=== PROBLEM STATEMENT ===
Quote the whole listing word for word, please.

═══ RECORDS FOR PROCESSING

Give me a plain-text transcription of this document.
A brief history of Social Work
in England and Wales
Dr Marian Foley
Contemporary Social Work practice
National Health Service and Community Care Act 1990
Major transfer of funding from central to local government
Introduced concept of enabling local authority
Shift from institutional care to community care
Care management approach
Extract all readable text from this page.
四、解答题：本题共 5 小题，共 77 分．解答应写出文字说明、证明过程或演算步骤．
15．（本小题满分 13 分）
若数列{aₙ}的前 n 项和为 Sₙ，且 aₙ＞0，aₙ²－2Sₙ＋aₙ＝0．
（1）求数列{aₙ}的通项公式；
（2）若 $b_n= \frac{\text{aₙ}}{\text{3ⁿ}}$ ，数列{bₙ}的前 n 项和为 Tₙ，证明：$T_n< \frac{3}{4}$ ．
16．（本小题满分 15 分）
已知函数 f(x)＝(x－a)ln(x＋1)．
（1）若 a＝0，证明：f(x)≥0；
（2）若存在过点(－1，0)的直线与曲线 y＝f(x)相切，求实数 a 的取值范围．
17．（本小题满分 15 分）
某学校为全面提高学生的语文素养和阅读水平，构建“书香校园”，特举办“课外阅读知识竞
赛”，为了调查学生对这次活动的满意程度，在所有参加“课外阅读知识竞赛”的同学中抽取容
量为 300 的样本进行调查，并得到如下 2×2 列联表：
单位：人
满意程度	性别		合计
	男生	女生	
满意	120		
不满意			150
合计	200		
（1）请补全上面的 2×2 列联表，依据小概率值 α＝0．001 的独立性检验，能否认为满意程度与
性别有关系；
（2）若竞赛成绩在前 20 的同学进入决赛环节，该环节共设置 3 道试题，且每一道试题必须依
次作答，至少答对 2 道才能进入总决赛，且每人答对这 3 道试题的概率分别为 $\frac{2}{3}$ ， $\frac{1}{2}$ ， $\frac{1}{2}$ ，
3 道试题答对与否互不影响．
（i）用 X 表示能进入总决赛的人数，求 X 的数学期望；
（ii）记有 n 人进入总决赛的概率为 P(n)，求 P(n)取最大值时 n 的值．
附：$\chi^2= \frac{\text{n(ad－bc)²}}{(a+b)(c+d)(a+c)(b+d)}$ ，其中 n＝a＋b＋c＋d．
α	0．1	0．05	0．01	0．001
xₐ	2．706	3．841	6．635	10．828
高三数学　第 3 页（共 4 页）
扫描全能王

══════

=== CORRECT RESPONSE ===
Give me a plain-text transcription of this document.
A brief history of Social Work
in England and Wales
Dr Marian Foley
Contemporary Social Work practice
National Health Service and Community Care Act 1990
Major transfer of funding from central to local government
Introduced concept of enabling local authority
Shift from institutional care to community care
Care management approach
Extract all readable text from this page.
四、解答题：本题共 5 小题，共 77 分．解答应写出文字说明、证明过程或演算步骤．
15．（本小题满分 13 分）
若数列{aₙ}的前 n 项和为 Sₙ，且 aₙ＞0，aₙ²－2Sₙ＋aₙ＝0．
（1）求数列{aₙ}的通项公式；
（2）若 $b_n= \frac{\text{aₙ}}{\text{3ⁿ}}$ ，数列{bₙ}的前 n 项和为 Tₙ，证明：$T_n< \frac{3}{4}$ ．
16．（本小题满分 15 分）
已知函数 f(x)＝(x－a)ln(x＋1)．
（1）若 a＝0，证明：f(x)≥0；
（2）若存在过点(－1，0)的直线与曲线 y＝f(x)相切，求实数 a 的取值范围．
17．（本小题满分 15 分）
某学校为全面提高学生的语文素养和阅读水平，构建“书香校园”，特举办“课外阅读知识竞
赛”，为了调查学生对这次活动的满意程度，在所有参加“课外阅读知识竞赛”的同学中抽取容
量为 300 的样本进行调查，并得到如下 2×2 列联表：
单位：人
满意程度	性别		合计
	男生	女生	
满意	120		
不满意			150
合计	200		
（1）请补全上面的 2×2 列联表，依据小概率值 α＝0．001 的独立性检验，能否认为满意程度与
性别有关系；
（2）若竞赛成绩在前 20 的同学进入决赛环节，该环节共设置 3 道试题，且每一道试题必须依
次作答，至少答对 2 道才能进入总决赛，且每人答对这 3 道试题的概率分别为 $\frac{2}{3}$ ， $\frac{1}{2}$ ， $\frac{1}{2}$ ，
3 道试题答对与否互不影响．
（i）用 X 表示能进入总决赛的人数，求 X 的数学期望；
（ii）记有 n 人进入总决赛的概率为 P(n)，求 P(n)取最大值时 n 的值．
附：$\chi^2= \frac{\text{n(ad－bc)²}}{(a+b)(c+d)(a+c)(b+d)}$ ，其中 n＝a＋b＋c＋d．
α	0．1	0．05	0．01	0．001
xₐ	2．706	3．841	6．635	10．828
高三数学　第 3 页（共 4 页）
扫描全能王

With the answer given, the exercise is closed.